═══ DATA LINES

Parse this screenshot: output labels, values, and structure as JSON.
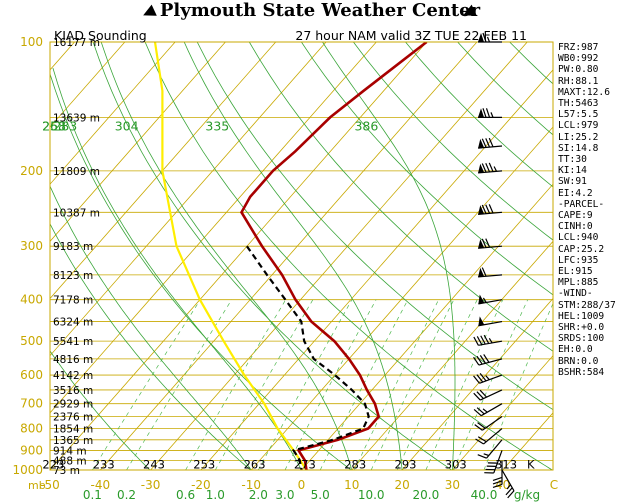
{
  "header": {
    "title": "Plymouth State Weather Center",
    "flag_icon": "vane-flag-icon"
  },
  "chart_data": {
    "type": "skew-t sounding",
    "station_label": "KIAD Sounding",
    "run_label": "27 hour NAM valid 3Z TUE 22 FEB 11",
    "pressure_ticks": [
      100,
      200,
      300,
      400,
      500,
      600,
      700,
      800,
      900,
      1000
    ],
    "pressure_range": [
      100,
      1000
    ],
    "pressure_axis_unit": "mb",
    "temperature_ticks": [
      -50,
      -40,
      -30,
      -20,
      -10,
      0,
      10,
      20,
      30,
      40
    ],
    "temperature_range": [
      -50,
      50
    ],
    "temperature_axis_unit": "C",
    "kelvin_ticks_bottom": [
      223,
      233,
      243,
      253,
      263,
      273,
      283,
      293,
      303,
      313
    ],
    "kelvin_unit": "K",
    "mixing_ratio_ticks": [
      "0.1",
      "0.2",
      "0.6",
      "1.0",
      "2.0",
      "3.0",
      "5.0",
      "10.0",
      "20.0",
      "40.0"
    ],
    "mixing_ratio_unit": "g/kg",
    "theta_labels": [
      "253",
      "268",
      "283",
      "304",
      "335",
      "386"
    ],
    "heights": [
      {
        "p": 100,
        "label": "16177 m"
      },
      {
        "p": 150,
        "label": "13639 m"
      },
      {
        "p": 200,
        "label": "11809 m"
      },
      {
        "p": 250,
        "label": "10387 m"
      },
      {
        "p": 300,
        "label": "9183 m"
      },
      {
        "p": 350,
        "label": "8123 m"
      },
      {
        "p": 400,
        "label": "7178 m"
      },
      {
        "p": 450,
        "label": "6324 m"
      },
      {
        "p": 500,
        "label": "5541 m"
      },
      {
        "p": 550,
        "label": "4816 m"
      },
      {
        "p": 600,
        "label": "4142 m"
      },
      {
        "p": 650,
        "label": "3516 m"
      },
      {
        "p": 700,
        "label": "2929 m"
      },
      {
        "p": 750,
        "label": "2376 m"
      },
      {
        "p": 800,
        "label": "1854 m"
      },
      {
        "p": 850,
        "label": "1365 m"
      },
      {
        "p": 900,
        "label": "914 m"
      },
      {
        "p": 950,
        "label": "488 m"
      },
      {
        "p": 1000,
        "label": "73 m"
      }
    ],
    "temperature_profile": [
      {
        "p": 100,
        "t": -50
      },
      {
        "p": 130,
        "t": -54
      },
      {
        "p": 150,
        "t": -56
      },
      {
        "p": 180,
        "t": -57
      },
      {
        "p": 200,
        "t": -58
      },
      {
        "p": 230,
        "t": -58
      },
      {
        "p": 250,
        "t": -57
      },
      {
        "p": 300,
        "t": -47
      },
      {
        "p": 350,
        "t": -38
      },
      {
        "p": 400,
        "t": -31
      },
      {
        "p": 450,
        "t": -24
      },
      {
        "p": 500,
        "t": -16
      },
      {
        "p": 550,
        "t": -10
      },
      {
        "p": 600,
        "t": -5
      },
      {
        "p": 650,
        "t": -1
      },
      {
        "p": 700,
        "t": 3
      },
      {
        "p": 750,
        "t": 6
      },
      {
        "p": 800,
        "t": 6
      },
      {
        "p": 850,
        "t": 2
      },
      {
        "p": 900,
        "t": -4
      },
      {
        "p": 950,
        "t": -1
      },
      {
        "p": 1000,
        "t": 1
      }
    ],
    "dewpoint_profile": [
      {
        "p": 300,
        "t": -50
      },
      {
        "p": 350,
        "t": -41
      },
      {
        "p": 400,
        "t": -33
      },
      {
        "p": 450,
        "t": -26
      },
      {
        "p": 500,
        "t": -22
      },
      {
        "p": 550,
        "t": -17
      },
      {
        "p": 600,
        "t": -10
      },
      {
        "p": 650,
        "t": -4
      },
      {
        "p": 700,
        "t": 1
      },
      {
        "p": 750,
        "t": 4
      },
      {
        "p": 800,
        "t": 5
      },
      {
        "p": 850,
        "t": 1
      },
      {
        "p": 900,
        "t": -5
      },
      {
        "p": 950,
        "t": -2
      },
      {
        "p": 1000,
        "t": 0
      }
    ],
    "parcel_profile": [
      {
        "p": 1000,
        "t": 1
      },
      {
        "p": 900,
        "t": -5
      },
      {
        "p": 800,
        "t": -12
      },
      {
        "p": 700,
        "t": -19
      },
      {
        "p": 600,
        "t": -28
      },
      {
        "p": 500,
        "t": -38
      },
      {
        "p": 400,
        "t": -50
      },
      {
        "p": 300,
        "t": -64
      },
      {
        "p": 200,
        "t": -80
      },
      {
        "p": 130,
        "t": -94
      },
      {
        "p": 100,
        "t": -104
      }
    ],
    "winds": [
      {
        "p": 100,
        "dir": 270,
        "kt": 65
      },
      {
        "p": 150,
        "dir": 270,
        "kt": 75
      },
      {
        "p": 175,
        "dir": 265,
        "kt": 80
      },
      {
        "p": 200,
        "dir": 265,
        "kt": 85
      },
      {
        "p": 250,
        "dir": 265,
        "kt": 80
      },
      {
        "p": 300,
        "dir": 265,
        "kt": 70
      },
      {
        "p": 350,
        "dir": 265,
        "kt": 60
      },
      {
        "p": 400,
        "dir": 260,
        "kt": 55
      },
      {
        "p": 450,
        "dir": 260,
        "kt": 50
      },
      {
        "p": 500,
        "dir": 260,
        "kt": 45
      },
      {
        "p": 550,
        "dir": 255,
        "kt": 40
      },
      {
        "p": 600,
        "dir": 250,
        "kt": 35
      },
      {
        "p": 650,
        "dir": 245,
        "kt": 30
      },
      {
        "p": 700,
        "dir": 240,
        "kt": 25
      },
      {
        "p": 750,
        "dir": 235,
        "kt": 20
      },
      {
        "p": 800,
        "dir": 230,
        "kt": 20
      },
      {
        "p": 850,
        "dir": 220,
        "kt": 15
      },
      {
        "p": 900,
        "dir": 200,
        "kt": 40
      },
      {
        "p": 950,
        "dir": 180,
        "kt": 30
      },
      {
        "p": 1000,
        "dir": 150,
        "kt": 25
      }
    ],
    "colors": {
      "isobar": "#c8a800",
      "isotherm": "#c8a800",
      "dry_adiabat": "#3aa53a",
      "moist_adiabat": "#3aa53a",
      "mixing_ratio": "#4fb84f",
      "temperature": "#a80000",
      "dewpoint": "#000000",
      "parcel": "#ffee00",
      "axis_label_yellow": "#c8a800",
      "axis_label_green": "#2a9a2a"
    }
  },
  "indices": [
    "FRZ:987",
    "WB0:992",
    "PW:0.80",
    "RH:88.1",
    "MAXT:12.6",
    "TH:5463",
    "L57:5.5",
    "LCL:979",
    "LI:25.2",
    "SI:14.8",
    "TT:30",
    "KI:14",
    "SW:91",
    "EI:4.2",
    "-PARCEL-",
    "CAPE:9",
    "CINH:0",
    "LCL:940",
    "CAP:25.2",
    "LFC:935",
    "EL:915",
    "MPL:885",
    "-WIND-",
    "STM:288/37",
    "HEL:1009",
    "SHR:+0.0",
    "SRDS:100",
    "EH:0.0",
    "BRN:0.0",
    "BSHR:584"
  ]
}
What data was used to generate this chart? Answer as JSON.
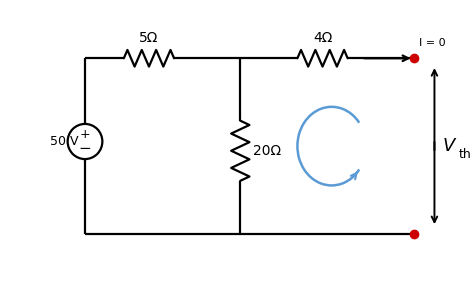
{
  "bg_color": "#ffffff",
  "wire_color": "#000000",
  "resistor_color": "#000000",
  "source_color": "#000000",
  "terminal_color": "#cc0000",
  "arrow_color": "#000000",
  "loop_color": "#5b9bd5",
  "text_color": "#000000",
  "label_50v": "50 V",
  "label_5ohm": "5Ω",
  "label_4ohm": "4Ω",
  "label_20ohm": "20Ω",
  "label_vth": "V",
  "label_vth_sub": "th",
  "label_i0": "I = 0",
  "lw": 1.6,
  "fig_width": 4.74,
  "fig_height": 2.83,
  "dpi": 100
}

══════

• DIRECTIONS FOR THIS TASK: Retype exactly, and only, the lines from the one containing "What data was" through the end of the material, leaving aside every picture.

• FULL RESPONSE:
What data was used to generate this chart? Answer as JSON.
{
  "bg_color": "#ffffff",
  "wire_color": "#000000",
  "resistor_color": "#000000",
  "source_color": "#000000",
  "terminal_color": "#cc0000",
  "arrow_color": "#000000",
  "loop_color": "#5b9bd5",
  "text_color": "#000000",
  "label_50v": "50 V",
  "label_5ohm": "5Ω",
  "label_4ohm": "4Ω",
  "label_20ohm": "20Ω",
  "label_vth": "V",
  "label_vth_sub": "th",
  "label_i0": "I = 0",
  "lw": 1.6,
  "fig_width": 4.74,
  "fig_height": 2.83,
  "dpi": 100
}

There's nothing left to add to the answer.